Prompt:
Each line that follows is to be retyped exactly.

>> Start

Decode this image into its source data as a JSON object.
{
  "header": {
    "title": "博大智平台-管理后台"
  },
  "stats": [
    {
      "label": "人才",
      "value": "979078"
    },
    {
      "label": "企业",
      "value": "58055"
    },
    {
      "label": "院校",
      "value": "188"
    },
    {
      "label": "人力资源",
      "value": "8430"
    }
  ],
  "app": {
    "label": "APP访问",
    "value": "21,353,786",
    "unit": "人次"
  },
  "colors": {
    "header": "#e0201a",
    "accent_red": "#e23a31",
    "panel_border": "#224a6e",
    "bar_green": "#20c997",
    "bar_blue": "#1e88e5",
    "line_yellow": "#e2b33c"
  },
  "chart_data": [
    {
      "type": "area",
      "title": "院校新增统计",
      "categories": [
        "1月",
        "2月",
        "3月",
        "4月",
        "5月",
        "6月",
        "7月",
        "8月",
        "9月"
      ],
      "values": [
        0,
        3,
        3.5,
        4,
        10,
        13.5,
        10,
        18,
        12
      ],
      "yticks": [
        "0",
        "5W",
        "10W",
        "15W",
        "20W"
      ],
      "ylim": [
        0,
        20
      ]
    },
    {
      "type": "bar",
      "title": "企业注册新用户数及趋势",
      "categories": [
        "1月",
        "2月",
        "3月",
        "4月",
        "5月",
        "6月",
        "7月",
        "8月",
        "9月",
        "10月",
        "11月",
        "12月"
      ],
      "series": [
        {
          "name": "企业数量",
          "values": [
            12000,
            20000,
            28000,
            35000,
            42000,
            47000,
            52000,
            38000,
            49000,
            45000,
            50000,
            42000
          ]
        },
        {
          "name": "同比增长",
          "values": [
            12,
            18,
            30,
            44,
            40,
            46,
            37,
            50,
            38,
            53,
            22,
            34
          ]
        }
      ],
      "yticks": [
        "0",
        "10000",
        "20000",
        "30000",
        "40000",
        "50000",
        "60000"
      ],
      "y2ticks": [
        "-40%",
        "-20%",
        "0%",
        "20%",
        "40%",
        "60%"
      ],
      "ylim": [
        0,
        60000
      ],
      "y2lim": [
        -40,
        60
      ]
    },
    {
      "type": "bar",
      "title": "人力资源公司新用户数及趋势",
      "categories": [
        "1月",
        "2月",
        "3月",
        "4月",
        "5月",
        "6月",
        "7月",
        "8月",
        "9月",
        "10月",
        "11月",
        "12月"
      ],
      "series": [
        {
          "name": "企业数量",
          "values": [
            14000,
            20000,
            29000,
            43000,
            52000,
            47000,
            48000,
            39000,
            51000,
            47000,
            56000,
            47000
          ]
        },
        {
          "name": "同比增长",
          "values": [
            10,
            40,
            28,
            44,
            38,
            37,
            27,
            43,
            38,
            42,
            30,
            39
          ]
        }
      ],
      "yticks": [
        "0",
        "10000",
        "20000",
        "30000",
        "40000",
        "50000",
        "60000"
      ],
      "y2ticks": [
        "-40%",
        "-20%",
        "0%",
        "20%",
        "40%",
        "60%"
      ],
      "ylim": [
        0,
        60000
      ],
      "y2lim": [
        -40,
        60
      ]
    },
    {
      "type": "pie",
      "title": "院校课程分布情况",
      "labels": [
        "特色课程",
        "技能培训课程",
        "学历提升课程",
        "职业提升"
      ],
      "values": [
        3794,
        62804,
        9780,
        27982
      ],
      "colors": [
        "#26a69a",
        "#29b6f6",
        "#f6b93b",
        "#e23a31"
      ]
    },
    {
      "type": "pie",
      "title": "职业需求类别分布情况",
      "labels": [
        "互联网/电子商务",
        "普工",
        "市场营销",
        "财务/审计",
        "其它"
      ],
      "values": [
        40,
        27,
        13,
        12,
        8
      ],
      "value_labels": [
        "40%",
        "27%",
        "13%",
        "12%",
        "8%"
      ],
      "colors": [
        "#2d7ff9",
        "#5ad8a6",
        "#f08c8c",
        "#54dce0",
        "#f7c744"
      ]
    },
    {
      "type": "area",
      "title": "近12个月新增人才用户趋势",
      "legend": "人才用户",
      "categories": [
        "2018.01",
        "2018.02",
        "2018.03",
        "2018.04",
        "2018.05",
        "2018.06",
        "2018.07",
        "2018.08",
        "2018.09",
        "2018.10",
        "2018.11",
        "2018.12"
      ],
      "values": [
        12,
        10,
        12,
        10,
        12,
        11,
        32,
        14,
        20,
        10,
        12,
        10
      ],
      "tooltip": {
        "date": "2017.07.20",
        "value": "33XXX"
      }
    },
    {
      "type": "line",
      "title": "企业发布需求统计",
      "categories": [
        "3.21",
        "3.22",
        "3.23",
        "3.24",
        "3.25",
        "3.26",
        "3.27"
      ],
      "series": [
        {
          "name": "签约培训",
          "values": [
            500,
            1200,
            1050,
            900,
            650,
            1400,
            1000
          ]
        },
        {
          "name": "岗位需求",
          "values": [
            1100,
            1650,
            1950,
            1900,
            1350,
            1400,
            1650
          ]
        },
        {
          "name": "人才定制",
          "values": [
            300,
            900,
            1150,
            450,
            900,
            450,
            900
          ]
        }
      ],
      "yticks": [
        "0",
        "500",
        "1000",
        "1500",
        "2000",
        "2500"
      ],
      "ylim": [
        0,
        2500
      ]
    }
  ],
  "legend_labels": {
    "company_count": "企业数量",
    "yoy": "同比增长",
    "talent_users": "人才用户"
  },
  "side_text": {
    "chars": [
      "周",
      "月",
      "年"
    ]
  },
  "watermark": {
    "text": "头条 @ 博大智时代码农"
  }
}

>> End

Task solution:
Decode this image into its source data as a JSON object.
{
  "header": {
    "title": "博大智平台-管理后台"
  },
  "stats": [
    {
      "label": "人才",
      "value": "979078"
    },
    {
      "label": "企业",
      "value": "58055"
    },
    {
      "label": "院校",
      "value": "188"
    },
    {
      "label": "人力资源",
      "value": "8430"
    }
  ],
  "app": {
    "label": "APP访问",
    "value": "21,353,786",
    "unit": "人次"
  },
  "colors": {
    "header": "#e0201a",
    "accent_red": "#e23a31",
    "panel_border": "#224a6e",
    "bar_green": "#20c997",
    "bar_blue": "#1e88e5",
    "line_yellow": "#e2b33c"
  },
  "chart_data": [
    {
      "type": "area",
      "title": "院校新增统计",
      "categories": [
        "1月",
        "2月",
        "3月",
        "4月",
        "5月",
        "6月",
        "7月",
        "8月",
        "9月"
      ],
      "values": [
        0,
        3,
        3.5,
        4,
        10,
        13.5,
        10,
        18,
        12
      ],
      "yticks": [
        "0",
        "5W",
        "10W",
        "15W",
        "20W"
      ],
      "ylim": [
        0,
        20
      ]
    },
    {
      "type": "bar",
      "title": "企业注册新用户数及趋势",
      "categories": [
        "1月",
        "2月",
        "3月",
        "4月",
        "5月",
        "6月",
        "7月",
        "8月",
        "9月",
        "10月",
        "11月",
        "12月"
      ],
      "series": [
        {
          "name": "企业数量",
          "values": [
            12000,
            20000,
            28000,
            35000,
            42000,
            47000,
            52000,
            38000,
            49000,
            45000,
            50000,
            42000
          ]
        },
        {
          "name": "同比增长",
          "values": [
            12,
            18,
            30,
            44,
            40,
            46,
            37,
            50,
            38,
            53,
            22,
            34
          ]
        }
      ],
      "yticks": [
        "0",
        "10000",
        "20000",
        "30000",
        "40000",
        "50000",
        "60000"
      ],
      "y2ticks": [
        "-40%",
        "-20%",
        "0%",
        "20%",
        "40%",
        "60%"
      ],
      "ylim": [
        0,
        60000
      ],
      "y2lim": [
        -40,
        60
      ]
    },
    {
      "type": "bar",
      "title": "人力资源公司新用户数及趋势",
      "categories": [
        "1月",
        "2月",
        "3月",
        "4月",
        "5月",
        "6月",
        "7月",
        "8月",
        "9月",
        "10月",
        "11月",
        "12月"
      ],
      "series": [
        {
          "name": "企业数量",
          "values": [
            14000,
            20000,
            29000,
            43000,
            52000,
            47000,
            48000,
            39000,
            51000,
            47000,
            56000,
            47000
          ]
        },
        {
          "name": "同比增长",
          "values": [
            10,
            40,
            28,
            44,
            38,
            37,
            27,
            43,
            38,
            42,
            30,
            39
          ]
        }
      ],
      "yticks": [
        "0",
        "10000",
        "20000",
        "30000",
        "40000",
        "50000",
        "60000"
      ],
      "y2ticks": [
        "-40%",
        "-20%",
        "0%",
        "20%",
        "40%",
        "60%"
      ],
      "ylim": [
        0,
        60000
      ],
      "y2lim": [
        -40,
        60
      ]
    },
    {
      "type": "pie",
      "title": "院校课程分布情况",
      "labels": [
        "特色课程",
        "技能培训课程",
        "学历提升课程",
        "职业提升"
      ],
      "values": [
        3794,
        62804,
        9780,
        27982
      ],
      "colors": [
        "#26a69a",
        "#29b6f6",
        "#f6b93b",
        "#e23a31"
      ]
    },
    {
      "type": "pie",
      "title": "职业需求类别分布情况",
      "labels": [
        "互联网/电子商务",
        "普工",
        "市场营销",
        "财务/审计",
        "其它"
      ],
      "values": [
        40,
        27,
        13,
        12,
        8
      ],
      "value_labels": [
        "40%",
        "27%",
        "13%",
        "12%",
        "8%"
      ],
      "colors": [
        "#2d7ff9",
        "#5ad8a6",
        "#f08c8c",
        "#54dce0",
        "#f7c744"
      ]
    },
    {
      "type": "area",
      "title": "近12个月新增人才用户趋势",
      "legend": "人才用户",
      "categories": [
        "2018.01",
        "2018.02",
        "2018.03",
        "2018.04",
        "2018.05",
        "2018.06",
        "2018.07",
        "2018.08",
        "2018.09",
        "2018.10",
        "2018.11",
        "2018.12"
      ],
      "values": [
        12,
        10,
        12,
        10,
        12,
        11,
        32,
        14,
        20,
        10,
        12,
        10
      ],
      "tooltip": {
        "date": "2017.07.20",
        "value": "33XXX"
      }
    },
    {
      "type": "line",
      "title": "企业发布需求统计",
      "categories": [
        "3.21",
        "3.22",
        "3.23",
        "3.24",
        "3.25",
        "3.26",
        "3.27"
      ],
      "series": [
        {
          "name": "签约培训",
          "values": [
            500,
            1200,
            1050,
            900,
            650,
            1400,
            1000
          ]
        },
        {
          "name": "岗位需求",
          "values": [
            1100,
            1650,
            1950,
            1900,
            1350,
            1400,
            1650
          ]
        },
        {
          "name": "人才定制",
          "values": [
            300,
            900,
            1150,
            450,
            900,
            450,
            900
          ]
        }
      ],
      "yticks": [
        "0",
        "500",
        "1000",
        "1500",
        "2000",
        "2500"
      ],
      "ylim": [
        0,
        2500
      ]
    }
  ],
  "legend_labels": {
    "company_count": "企业数量",
    "yoy": "同比增长",
    "talent_users": "人才用户"
  },
  "side_text": {
    "chars": [
      "周",
      "月",
      "年"
    ]
  },
  "watermark": {
    "text": "头条 @ 博大智时代码农"
  }
}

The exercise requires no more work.